+++ Data supplied

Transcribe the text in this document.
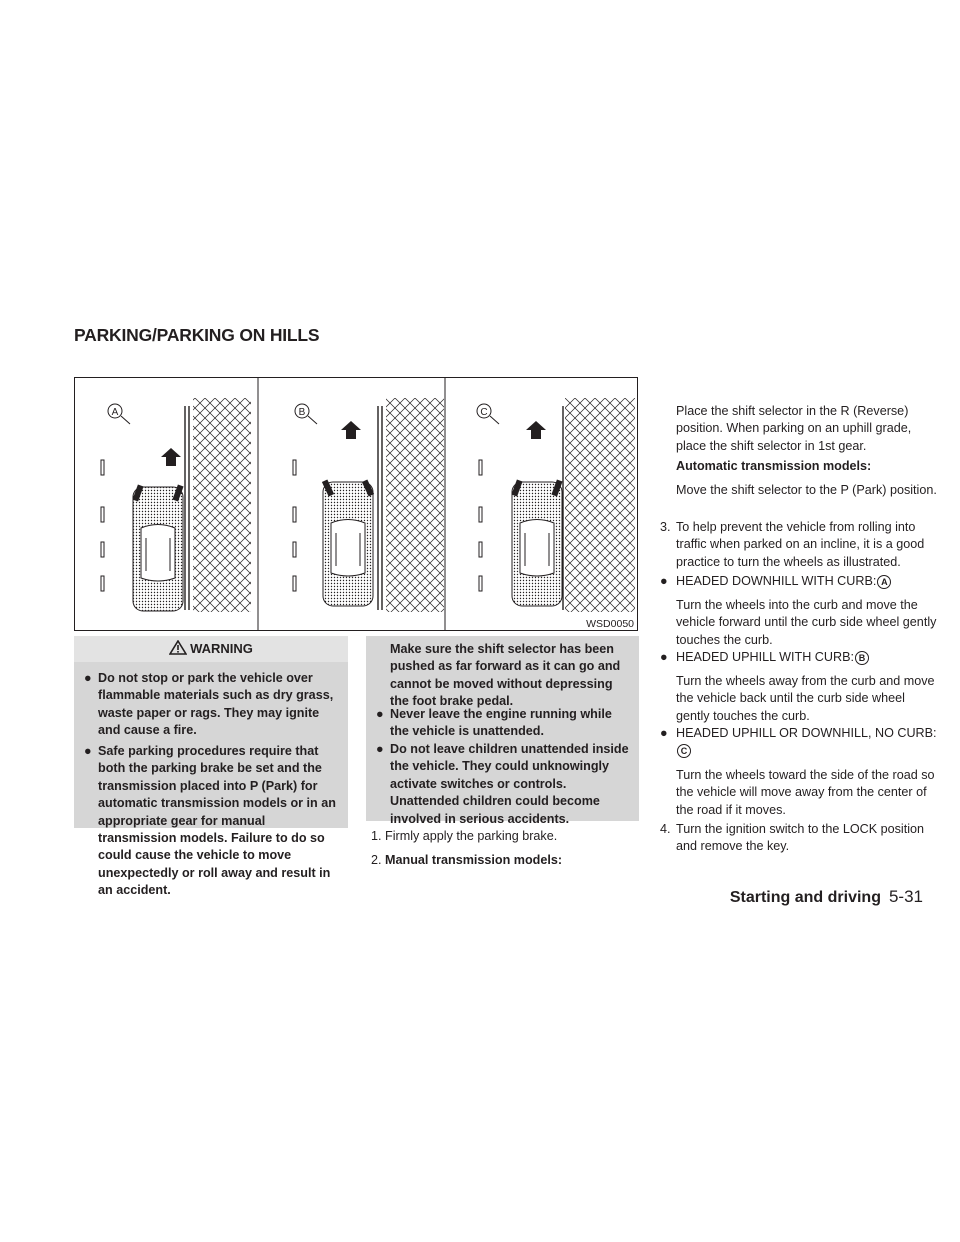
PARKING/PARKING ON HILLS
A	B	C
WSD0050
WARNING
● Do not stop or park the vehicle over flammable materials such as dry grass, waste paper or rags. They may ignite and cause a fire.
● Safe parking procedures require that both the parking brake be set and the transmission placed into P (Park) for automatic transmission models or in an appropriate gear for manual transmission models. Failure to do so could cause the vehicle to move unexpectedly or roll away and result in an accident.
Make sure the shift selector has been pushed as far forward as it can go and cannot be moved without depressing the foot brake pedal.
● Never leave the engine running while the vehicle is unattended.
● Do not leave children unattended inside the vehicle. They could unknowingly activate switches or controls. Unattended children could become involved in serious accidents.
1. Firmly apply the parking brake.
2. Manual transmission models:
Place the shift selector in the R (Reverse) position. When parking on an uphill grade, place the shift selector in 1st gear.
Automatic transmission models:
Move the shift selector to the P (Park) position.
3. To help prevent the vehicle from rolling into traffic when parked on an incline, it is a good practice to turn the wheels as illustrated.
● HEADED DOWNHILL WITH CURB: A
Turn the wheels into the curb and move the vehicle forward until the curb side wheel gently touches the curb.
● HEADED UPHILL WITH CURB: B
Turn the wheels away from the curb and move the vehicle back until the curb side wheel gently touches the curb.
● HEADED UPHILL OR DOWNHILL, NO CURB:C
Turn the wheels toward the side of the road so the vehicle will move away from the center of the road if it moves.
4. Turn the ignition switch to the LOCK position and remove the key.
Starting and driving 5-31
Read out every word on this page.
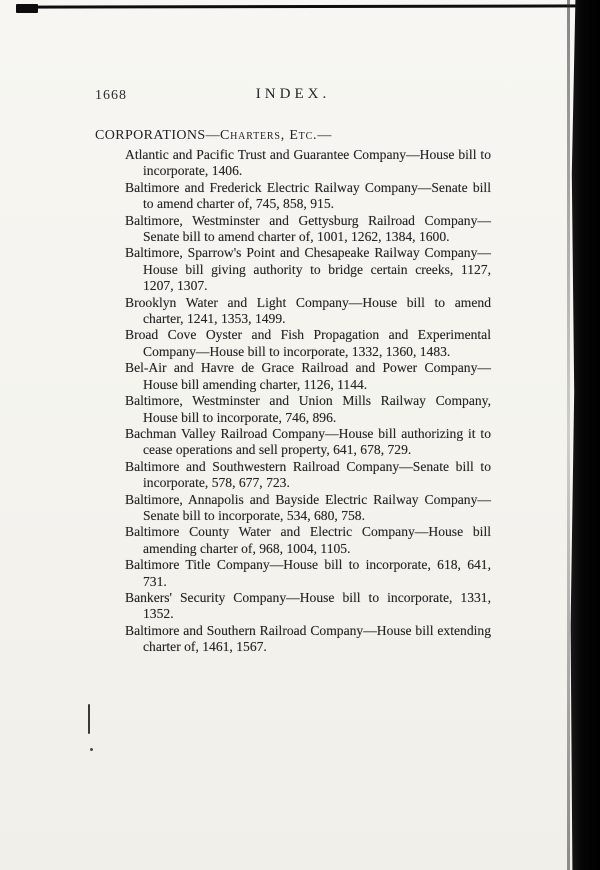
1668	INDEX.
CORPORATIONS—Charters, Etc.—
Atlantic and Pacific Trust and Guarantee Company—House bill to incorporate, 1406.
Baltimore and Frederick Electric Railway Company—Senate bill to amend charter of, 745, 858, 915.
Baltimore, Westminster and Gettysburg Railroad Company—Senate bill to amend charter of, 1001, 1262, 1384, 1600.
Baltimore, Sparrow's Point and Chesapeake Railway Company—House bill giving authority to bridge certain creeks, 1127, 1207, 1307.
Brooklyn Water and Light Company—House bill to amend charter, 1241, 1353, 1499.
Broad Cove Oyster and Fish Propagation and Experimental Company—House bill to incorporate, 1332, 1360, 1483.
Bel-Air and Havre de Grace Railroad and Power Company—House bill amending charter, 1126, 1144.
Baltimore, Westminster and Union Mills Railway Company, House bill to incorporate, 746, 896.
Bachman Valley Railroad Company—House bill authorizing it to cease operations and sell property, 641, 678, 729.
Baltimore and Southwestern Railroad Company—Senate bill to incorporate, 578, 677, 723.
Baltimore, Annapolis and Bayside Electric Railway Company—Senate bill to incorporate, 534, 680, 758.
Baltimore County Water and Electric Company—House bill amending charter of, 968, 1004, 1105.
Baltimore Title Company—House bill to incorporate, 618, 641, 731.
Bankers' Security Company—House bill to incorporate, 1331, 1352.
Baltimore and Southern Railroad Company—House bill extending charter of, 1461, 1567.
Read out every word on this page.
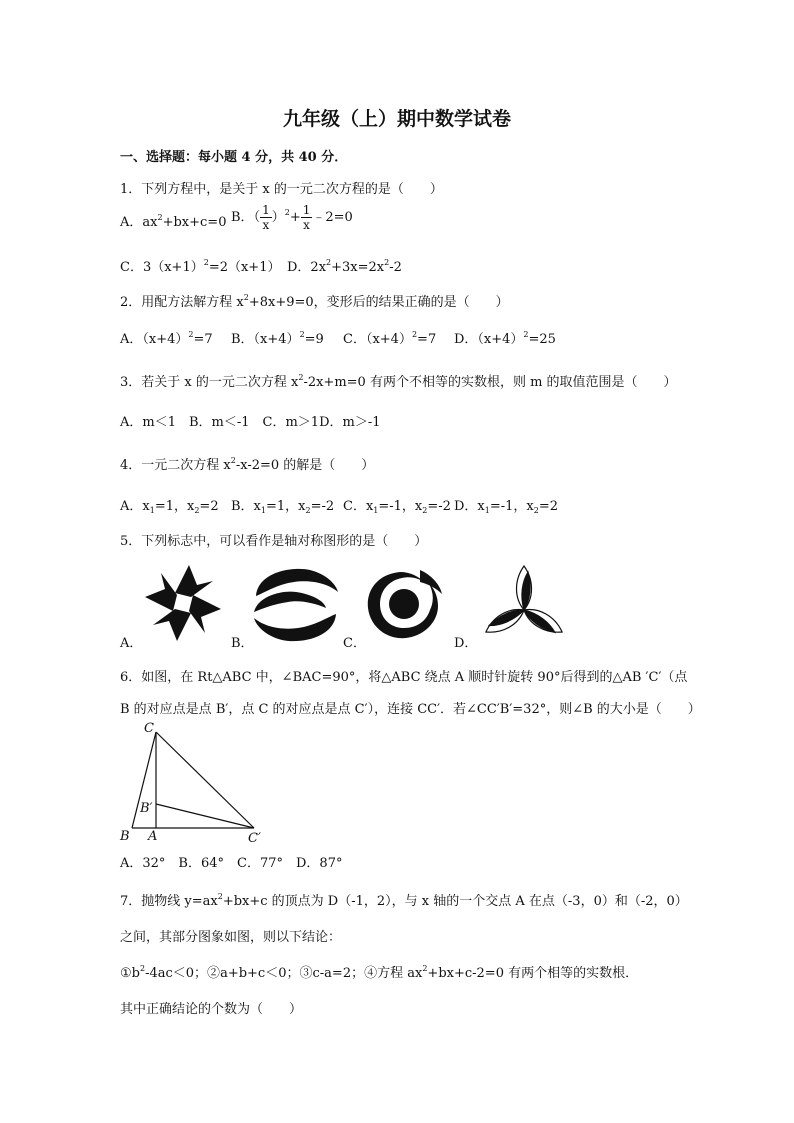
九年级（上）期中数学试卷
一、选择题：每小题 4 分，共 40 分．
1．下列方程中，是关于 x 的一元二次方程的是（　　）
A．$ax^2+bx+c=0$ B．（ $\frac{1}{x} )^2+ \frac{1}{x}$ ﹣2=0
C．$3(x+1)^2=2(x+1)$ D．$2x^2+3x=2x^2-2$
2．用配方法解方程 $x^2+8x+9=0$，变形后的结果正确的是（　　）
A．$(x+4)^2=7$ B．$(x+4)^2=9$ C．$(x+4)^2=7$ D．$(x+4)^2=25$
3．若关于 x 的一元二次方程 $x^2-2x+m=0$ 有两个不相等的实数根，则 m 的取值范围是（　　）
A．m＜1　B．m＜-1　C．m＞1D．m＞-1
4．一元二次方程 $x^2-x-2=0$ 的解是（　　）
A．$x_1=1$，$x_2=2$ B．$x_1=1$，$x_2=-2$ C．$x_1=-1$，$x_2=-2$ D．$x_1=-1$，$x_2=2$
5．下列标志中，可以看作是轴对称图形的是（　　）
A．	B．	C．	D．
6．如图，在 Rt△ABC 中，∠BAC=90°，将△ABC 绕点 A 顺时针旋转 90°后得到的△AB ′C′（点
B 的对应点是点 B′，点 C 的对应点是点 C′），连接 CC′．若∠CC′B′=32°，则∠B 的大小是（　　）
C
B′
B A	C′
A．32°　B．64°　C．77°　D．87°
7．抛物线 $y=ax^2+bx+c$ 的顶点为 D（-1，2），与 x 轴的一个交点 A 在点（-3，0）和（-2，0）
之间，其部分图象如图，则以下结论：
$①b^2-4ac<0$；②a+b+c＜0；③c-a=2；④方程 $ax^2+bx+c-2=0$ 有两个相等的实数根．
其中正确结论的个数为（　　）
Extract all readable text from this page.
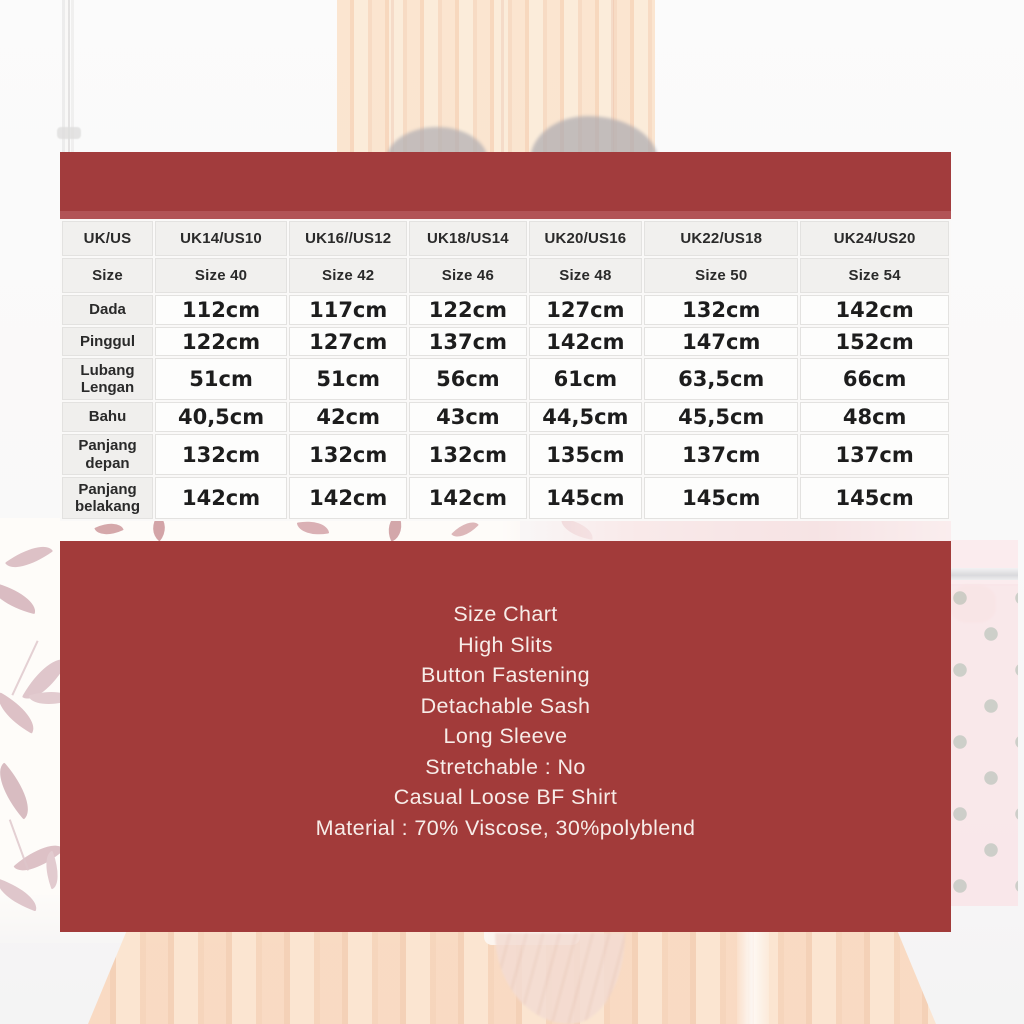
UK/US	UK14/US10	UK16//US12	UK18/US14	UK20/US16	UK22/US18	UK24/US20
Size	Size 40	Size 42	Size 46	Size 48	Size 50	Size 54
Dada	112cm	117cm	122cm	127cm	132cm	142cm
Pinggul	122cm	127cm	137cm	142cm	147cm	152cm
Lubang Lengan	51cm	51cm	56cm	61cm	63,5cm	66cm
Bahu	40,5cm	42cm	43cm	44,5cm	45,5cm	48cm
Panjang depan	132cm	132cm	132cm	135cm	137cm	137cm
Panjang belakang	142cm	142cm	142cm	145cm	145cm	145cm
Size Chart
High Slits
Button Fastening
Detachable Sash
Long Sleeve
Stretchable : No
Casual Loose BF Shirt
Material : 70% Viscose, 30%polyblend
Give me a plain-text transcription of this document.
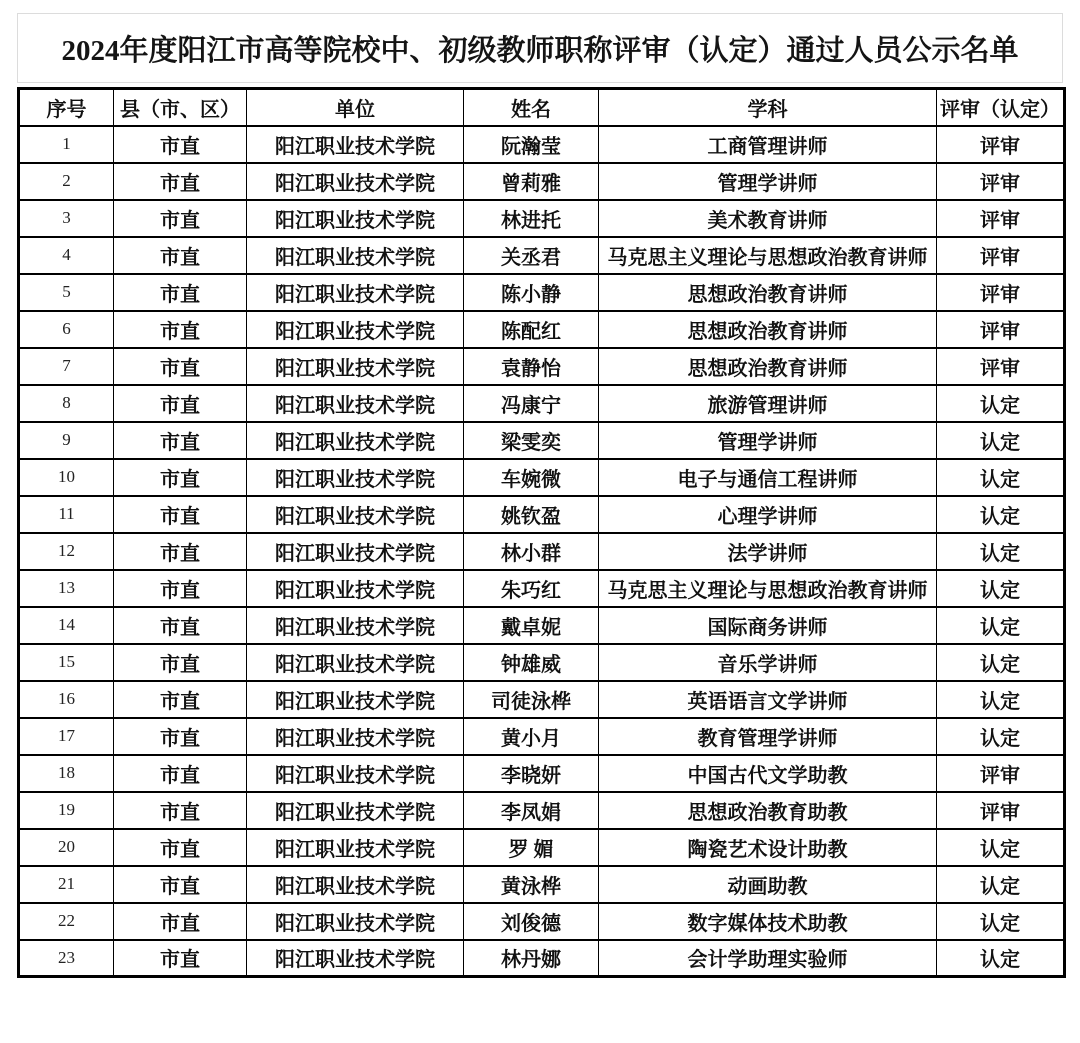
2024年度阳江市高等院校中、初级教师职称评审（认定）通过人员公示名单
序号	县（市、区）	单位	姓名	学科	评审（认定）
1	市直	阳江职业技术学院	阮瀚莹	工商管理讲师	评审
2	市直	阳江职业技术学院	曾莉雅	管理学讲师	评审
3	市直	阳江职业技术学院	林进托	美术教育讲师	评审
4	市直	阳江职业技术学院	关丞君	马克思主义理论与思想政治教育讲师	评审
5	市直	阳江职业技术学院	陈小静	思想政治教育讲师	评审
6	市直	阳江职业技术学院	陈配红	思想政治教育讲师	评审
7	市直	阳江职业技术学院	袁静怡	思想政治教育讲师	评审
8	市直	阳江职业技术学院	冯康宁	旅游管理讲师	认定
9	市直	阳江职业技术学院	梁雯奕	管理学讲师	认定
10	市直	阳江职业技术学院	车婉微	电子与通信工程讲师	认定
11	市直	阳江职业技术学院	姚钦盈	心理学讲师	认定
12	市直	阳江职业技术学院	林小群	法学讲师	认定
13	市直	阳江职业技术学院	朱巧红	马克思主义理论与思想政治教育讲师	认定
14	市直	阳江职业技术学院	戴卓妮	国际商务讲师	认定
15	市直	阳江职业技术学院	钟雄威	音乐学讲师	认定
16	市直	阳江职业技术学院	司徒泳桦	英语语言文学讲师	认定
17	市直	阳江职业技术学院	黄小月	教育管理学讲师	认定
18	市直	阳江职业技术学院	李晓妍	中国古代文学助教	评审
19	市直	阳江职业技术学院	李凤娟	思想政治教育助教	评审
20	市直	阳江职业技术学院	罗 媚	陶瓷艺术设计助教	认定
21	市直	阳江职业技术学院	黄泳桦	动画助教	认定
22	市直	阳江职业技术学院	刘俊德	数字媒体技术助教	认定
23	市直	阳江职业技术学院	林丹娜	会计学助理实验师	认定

++++++

__Exercise description__: Tell how many lines of the records above hold the string "transmission". Give no other text.

__Full answer__: 3